EXERCISE DETAILS
In the records that follow, show each line where the word "Enterprise" is present.

BEGIN EXERCISE MATERIAL

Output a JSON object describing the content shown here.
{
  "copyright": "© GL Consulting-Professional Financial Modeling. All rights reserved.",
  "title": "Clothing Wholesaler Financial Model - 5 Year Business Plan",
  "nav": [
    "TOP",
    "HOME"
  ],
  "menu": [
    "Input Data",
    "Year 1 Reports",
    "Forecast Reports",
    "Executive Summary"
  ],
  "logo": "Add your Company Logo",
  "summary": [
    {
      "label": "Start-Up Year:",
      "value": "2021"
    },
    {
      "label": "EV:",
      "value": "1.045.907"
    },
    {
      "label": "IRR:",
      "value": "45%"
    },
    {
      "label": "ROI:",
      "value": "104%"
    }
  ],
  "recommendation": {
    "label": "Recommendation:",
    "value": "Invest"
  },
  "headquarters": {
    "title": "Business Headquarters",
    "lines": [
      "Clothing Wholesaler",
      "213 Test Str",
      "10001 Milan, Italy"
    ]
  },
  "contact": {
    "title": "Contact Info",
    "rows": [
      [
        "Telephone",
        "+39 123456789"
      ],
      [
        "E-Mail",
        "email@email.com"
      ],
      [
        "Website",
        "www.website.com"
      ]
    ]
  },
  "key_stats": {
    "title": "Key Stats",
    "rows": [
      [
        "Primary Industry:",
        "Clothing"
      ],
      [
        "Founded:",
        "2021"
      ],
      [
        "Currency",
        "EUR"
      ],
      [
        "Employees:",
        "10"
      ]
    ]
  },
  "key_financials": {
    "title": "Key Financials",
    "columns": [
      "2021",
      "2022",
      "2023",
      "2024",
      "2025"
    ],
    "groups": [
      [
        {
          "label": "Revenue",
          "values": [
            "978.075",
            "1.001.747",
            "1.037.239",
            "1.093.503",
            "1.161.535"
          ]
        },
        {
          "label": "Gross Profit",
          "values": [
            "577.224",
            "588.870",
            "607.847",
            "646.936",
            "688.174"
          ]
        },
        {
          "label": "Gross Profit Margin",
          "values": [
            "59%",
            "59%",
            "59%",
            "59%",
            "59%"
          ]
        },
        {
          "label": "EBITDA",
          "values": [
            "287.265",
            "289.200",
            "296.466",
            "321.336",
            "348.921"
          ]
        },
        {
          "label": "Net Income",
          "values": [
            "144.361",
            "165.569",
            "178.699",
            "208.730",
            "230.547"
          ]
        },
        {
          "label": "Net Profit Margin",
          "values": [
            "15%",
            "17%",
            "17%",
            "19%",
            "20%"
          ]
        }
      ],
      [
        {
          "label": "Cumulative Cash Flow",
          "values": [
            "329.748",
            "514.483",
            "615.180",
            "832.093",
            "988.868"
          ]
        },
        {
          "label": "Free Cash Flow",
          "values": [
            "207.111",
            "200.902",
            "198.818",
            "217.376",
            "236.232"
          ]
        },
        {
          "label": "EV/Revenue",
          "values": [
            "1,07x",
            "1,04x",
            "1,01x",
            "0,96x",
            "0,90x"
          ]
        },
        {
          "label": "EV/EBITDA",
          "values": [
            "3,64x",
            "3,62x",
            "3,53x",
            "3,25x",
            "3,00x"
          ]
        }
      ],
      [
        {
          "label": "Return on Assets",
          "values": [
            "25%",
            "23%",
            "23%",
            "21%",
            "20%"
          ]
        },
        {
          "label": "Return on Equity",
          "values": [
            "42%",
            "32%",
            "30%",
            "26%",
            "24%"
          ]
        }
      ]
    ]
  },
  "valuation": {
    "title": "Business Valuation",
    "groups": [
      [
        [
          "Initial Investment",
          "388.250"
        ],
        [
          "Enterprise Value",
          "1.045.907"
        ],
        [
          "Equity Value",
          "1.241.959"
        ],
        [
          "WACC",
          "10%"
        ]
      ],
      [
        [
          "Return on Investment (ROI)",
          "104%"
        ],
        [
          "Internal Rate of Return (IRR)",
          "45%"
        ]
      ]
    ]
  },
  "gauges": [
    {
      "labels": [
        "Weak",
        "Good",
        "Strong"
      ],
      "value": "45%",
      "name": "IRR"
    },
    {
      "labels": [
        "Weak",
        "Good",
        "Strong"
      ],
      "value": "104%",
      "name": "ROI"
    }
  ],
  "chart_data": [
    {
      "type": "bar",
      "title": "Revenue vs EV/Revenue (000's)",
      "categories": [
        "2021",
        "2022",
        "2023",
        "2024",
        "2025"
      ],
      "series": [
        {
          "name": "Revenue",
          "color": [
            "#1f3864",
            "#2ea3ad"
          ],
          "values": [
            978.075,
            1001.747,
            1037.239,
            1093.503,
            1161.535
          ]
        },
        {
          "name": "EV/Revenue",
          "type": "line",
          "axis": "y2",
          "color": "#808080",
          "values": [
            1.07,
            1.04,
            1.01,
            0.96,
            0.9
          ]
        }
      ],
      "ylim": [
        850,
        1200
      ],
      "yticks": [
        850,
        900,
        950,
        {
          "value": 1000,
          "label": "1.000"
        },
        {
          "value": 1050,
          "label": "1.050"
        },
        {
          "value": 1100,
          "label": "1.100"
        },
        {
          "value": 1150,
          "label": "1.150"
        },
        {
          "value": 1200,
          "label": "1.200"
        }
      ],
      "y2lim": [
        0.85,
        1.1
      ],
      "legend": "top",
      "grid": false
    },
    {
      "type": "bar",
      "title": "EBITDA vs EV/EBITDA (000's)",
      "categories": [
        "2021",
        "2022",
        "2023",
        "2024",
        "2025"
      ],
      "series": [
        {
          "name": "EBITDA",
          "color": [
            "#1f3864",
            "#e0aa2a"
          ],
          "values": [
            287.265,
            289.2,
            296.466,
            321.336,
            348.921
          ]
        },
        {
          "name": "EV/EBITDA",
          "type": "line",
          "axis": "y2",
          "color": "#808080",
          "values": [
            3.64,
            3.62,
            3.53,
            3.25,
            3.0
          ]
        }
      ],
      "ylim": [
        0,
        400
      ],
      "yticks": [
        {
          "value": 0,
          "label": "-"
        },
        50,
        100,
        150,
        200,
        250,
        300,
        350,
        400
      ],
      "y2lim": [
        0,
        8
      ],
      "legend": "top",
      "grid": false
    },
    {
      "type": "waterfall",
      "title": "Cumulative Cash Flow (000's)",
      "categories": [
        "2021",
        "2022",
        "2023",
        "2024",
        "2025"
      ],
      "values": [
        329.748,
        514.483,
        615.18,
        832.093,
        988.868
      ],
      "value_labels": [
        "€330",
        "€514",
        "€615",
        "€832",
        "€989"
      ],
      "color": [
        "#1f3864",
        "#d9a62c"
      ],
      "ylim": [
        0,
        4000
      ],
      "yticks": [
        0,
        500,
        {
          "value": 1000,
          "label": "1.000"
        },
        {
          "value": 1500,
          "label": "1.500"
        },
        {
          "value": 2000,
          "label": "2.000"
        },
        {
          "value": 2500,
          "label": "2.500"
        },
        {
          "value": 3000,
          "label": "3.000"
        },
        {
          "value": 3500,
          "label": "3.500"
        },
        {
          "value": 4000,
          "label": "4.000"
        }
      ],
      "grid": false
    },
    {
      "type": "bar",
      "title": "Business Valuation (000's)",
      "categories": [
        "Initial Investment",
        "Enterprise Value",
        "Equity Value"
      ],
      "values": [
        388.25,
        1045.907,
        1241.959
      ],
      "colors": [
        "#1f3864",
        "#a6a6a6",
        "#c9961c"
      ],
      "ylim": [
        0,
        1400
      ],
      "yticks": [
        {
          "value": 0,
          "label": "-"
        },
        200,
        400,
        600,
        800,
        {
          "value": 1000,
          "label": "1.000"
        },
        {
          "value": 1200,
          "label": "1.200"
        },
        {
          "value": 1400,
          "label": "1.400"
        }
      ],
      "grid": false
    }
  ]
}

END EXERCISE MATERIAL

TASK ANSWER
          "Enterprise Value",
        "Enterprise Value",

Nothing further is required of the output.